*WHAT IS NEEDED*
Go through the material below and report how many lines contain "this". Give only the number.

*GIVEN RECORDS*
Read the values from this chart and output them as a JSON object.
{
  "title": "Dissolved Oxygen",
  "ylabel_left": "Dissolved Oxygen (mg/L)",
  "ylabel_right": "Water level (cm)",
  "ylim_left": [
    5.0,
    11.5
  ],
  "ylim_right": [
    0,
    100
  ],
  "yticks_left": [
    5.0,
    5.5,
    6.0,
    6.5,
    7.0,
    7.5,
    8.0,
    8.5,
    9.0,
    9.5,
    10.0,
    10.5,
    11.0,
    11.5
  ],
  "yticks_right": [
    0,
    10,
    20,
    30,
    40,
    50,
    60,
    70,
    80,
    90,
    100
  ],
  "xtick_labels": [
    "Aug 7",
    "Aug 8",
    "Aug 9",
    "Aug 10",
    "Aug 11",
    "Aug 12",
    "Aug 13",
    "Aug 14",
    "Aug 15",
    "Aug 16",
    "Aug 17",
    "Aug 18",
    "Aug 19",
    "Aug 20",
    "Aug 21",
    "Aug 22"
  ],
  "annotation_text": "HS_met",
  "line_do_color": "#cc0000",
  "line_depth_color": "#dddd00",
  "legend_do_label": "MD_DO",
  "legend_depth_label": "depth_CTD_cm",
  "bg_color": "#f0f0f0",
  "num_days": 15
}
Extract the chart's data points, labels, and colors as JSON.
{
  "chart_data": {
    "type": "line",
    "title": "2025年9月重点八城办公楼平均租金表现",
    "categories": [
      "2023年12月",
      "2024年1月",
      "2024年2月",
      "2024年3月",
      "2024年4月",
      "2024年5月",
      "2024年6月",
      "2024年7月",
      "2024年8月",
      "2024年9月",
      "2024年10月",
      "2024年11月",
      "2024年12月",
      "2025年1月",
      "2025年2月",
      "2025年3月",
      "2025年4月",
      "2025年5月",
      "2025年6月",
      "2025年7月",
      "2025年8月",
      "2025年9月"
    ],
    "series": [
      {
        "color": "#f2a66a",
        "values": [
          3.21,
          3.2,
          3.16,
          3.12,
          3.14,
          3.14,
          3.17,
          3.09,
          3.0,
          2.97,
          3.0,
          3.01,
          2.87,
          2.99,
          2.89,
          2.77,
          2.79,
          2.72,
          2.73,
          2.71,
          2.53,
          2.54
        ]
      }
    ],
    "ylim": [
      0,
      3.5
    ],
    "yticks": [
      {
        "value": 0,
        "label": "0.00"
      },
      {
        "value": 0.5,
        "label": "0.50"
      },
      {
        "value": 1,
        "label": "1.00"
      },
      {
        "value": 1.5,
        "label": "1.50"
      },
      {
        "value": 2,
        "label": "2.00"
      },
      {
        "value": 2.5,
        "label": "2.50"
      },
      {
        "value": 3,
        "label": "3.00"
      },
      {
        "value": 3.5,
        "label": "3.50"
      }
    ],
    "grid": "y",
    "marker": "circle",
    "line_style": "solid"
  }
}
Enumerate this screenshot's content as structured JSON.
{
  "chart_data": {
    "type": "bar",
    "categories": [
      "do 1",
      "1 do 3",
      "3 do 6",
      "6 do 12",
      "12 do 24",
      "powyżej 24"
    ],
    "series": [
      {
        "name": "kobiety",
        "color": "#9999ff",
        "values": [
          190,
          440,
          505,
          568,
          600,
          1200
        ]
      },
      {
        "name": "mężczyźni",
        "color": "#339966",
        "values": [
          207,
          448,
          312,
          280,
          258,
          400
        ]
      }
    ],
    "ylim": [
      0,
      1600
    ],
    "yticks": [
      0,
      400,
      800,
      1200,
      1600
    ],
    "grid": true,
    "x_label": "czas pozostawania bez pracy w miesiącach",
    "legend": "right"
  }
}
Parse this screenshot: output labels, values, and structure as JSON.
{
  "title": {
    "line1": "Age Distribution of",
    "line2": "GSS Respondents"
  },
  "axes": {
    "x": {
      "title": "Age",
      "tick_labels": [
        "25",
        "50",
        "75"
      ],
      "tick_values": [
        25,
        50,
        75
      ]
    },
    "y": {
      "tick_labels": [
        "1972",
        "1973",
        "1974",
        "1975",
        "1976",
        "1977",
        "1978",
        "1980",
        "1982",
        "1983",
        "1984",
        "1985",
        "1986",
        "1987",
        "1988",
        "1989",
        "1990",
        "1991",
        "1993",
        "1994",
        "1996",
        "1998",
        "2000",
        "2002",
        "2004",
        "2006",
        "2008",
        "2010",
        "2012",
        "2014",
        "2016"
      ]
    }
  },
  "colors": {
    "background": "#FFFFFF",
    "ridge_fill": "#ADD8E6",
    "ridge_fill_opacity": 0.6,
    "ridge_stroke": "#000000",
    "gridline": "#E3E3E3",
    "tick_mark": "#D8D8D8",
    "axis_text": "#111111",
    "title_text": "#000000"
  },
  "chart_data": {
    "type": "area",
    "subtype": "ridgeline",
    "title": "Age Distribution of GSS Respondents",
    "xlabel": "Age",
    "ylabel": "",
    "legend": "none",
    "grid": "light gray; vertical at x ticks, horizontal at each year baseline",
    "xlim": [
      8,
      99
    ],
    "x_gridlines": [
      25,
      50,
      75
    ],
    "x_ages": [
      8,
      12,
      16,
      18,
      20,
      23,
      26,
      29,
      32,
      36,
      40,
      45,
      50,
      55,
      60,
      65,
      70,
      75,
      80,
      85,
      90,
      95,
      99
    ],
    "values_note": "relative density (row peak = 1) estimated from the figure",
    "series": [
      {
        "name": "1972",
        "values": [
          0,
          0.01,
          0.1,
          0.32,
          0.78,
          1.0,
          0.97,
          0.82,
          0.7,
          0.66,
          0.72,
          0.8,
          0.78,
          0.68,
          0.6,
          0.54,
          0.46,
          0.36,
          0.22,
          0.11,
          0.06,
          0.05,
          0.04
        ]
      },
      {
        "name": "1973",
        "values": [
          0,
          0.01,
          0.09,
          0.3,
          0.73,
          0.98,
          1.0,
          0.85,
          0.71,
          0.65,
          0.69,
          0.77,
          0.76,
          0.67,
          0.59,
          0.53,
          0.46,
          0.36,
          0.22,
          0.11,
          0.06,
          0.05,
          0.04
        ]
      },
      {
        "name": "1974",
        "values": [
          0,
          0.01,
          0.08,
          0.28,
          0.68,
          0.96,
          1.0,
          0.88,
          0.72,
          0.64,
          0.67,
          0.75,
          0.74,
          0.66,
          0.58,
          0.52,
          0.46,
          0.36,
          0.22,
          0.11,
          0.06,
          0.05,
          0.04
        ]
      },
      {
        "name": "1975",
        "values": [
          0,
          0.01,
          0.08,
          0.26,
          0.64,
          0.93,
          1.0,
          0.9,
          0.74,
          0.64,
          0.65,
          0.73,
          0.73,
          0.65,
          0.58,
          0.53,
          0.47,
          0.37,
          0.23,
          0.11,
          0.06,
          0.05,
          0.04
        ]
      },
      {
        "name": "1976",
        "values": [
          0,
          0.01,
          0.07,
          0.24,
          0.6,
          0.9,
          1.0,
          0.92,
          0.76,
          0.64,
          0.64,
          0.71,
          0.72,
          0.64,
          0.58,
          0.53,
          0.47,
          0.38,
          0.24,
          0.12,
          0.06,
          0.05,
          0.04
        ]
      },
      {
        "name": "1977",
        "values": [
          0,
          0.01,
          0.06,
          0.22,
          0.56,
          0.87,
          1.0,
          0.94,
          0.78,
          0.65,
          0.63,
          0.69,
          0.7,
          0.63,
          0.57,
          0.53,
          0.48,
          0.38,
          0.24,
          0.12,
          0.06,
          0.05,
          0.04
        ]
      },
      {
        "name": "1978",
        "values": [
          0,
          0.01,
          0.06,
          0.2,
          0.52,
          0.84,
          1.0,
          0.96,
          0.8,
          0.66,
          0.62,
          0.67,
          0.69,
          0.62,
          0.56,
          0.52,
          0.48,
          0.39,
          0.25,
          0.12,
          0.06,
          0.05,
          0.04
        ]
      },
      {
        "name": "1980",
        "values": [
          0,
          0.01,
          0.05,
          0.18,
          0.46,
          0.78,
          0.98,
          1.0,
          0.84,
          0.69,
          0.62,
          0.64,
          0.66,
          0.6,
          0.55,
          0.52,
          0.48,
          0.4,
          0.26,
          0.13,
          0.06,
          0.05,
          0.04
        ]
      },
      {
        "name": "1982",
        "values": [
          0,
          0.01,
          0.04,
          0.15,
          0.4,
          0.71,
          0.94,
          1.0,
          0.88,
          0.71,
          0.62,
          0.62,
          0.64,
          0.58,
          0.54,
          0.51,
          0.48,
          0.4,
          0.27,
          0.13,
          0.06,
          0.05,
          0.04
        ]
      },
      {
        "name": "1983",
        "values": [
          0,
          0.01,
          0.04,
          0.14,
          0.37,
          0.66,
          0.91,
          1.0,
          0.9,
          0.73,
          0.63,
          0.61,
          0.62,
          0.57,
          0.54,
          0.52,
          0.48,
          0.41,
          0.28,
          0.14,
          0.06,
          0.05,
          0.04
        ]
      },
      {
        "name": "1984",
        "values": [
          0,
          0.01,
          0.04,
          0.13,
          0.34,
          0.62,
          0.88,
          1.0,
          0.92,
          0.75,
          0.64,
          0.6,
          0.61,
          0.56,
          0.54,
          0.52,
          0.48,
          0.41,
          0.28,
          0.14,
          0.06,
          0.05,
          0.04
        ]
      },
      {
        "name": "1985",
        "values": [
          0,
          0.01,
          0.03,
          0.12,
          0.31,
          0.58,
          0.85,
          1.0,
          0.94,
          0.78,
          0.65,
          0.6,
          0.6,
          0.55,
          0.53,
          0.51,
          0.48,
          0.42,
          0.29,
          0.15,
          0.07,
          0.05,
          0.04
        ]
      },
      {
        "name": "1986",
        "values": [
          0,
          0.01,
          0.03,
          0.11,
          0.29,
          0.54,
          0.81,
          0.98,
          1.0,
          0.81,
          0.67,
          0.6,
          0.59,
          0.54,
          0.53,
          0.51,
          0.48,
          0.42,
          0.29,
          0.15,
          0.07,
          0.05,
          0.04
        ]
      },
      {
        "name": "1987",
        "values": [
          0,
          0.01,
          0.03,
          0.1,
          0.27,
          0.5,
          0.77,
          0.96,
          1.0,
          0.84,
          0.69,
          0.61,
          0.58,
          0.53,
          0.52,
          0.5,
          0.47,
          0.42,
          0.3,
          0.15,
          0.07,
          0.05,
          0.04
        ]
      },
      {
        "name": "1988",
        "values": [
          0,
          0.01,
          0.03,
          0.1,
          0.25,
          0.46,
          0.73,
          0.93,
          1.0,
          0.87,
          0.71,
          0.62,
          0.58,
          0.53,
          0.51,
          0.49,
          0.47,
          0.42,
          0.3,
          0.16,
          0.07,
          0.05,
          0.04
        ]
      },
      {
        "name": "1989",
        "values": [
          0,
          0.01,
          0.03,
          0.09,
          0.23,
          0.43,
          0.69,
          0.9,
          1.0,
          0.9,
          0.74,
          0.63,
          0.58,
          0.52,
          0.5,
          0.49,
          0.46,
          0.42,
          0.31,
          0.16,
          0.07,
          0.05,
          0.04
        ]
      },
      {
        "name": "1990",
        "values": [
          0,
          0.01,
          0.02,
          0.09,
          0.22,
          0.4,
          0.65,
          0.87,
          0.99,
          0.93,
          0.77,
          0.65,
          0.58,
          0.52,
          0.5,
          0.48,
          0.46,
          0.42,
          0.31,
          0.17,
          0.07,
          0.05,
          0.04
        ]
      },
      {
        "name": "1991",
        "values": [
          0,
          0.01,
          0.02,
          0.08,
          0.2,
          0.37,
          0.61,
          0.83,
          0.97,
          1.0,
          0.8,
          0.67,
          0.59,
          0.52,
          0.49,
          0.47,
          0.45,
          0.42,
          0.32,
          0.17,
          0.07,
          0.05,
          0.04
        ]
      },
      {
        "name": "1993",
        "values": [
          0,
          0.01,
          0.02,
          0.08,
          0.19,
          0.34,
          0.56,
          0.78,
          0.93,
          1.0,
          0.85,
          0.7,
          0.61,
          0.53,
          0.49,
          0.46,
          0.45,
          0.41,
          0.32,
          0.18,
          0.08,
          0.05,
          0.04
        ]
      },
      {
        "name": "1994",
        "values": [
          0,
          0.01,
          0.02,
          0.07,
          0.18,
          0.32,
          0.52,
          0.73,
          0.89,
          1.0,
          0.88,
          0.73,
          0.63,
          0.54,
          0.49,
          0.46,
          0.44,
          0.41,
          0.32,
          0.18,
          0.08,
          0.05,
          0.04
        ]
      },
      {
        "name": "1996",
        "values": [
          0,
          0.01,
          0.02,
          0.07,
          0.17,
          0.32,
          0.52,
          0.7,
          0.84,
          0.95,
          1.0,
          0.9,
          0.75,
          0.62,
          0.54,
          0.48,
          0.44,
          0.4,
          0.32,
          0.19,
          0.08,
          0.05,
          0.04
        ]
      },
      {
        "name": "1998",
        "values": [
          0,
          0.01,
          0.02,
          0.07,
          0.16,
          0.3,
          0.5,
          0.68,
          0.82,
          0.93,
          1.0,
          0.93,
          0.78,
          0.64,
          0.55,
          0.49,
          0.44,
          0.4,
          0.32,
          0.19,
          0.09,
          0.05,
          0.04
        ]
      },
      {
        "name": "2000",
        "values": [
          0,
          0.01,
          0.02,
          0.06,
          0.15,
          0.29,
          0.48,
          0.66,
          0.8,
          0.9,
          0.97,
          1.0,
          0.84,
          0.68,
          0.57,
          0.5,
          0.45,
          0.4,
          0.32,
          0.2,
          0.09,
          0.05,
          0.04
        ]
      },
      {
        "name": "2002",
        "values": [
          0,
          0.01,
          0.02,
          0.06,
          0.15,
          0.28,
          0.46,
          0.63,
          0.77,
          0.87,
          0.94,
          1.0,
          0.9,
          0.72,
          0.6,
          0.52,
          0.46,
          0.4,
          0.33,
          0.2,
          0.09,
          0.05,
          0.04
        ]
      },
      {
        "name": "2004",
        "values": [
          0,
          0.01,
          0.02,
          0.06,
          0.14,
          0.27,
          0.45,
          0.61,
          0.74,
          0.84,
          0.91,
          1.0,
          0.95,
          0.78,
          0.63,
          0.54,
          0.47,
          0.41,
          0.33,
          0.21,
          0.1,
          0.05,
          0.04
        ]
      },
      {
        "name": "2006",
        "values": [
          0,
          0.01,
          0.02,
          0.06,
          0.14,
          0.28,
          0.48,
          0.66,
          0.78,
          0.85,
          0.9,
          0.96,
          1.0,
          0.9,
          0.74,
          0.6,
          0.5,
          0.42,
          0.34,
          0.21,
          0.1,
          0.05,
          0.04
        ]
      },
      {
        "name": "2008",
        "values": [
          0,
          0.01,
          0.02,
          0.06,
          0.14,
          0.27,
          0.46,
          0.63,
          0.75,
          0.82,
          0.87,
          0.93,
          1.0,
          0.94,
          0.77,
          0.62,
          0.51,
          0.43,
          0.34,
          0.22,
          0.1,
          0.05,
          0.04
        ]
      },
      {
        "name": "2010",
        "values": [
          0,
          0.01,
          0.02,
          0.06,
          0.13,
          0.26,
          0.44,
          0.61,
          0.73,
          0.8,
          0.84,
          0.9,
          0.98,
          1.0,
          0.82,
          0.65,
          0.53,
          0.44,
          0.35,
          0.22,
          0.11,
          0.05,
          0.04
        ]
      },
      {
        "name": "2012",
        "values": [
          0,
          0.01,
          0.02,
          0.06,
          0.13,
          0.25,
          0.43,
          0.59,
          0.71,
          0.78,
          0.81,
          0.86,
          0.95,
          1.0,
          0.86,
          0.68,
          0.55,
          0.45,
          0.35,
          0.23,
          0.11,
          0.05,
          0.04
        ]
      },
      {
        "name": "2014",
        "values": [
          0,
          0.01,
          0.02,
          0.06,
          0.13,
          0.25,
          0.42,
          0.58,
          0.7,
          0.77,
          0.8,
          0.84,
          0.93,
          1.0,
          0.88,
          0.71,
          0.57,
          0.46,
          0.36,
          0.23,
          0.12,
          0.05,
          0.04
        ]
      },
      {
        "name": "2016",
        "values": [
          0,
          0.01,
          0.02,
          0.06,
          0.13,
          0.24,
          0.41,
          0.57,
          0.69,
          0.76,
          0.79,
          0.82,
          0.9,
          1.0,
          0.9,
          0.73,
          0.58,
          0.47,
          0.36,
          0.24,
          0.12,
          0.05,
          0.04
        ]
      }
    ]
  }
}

*TASK OUTPUT*
3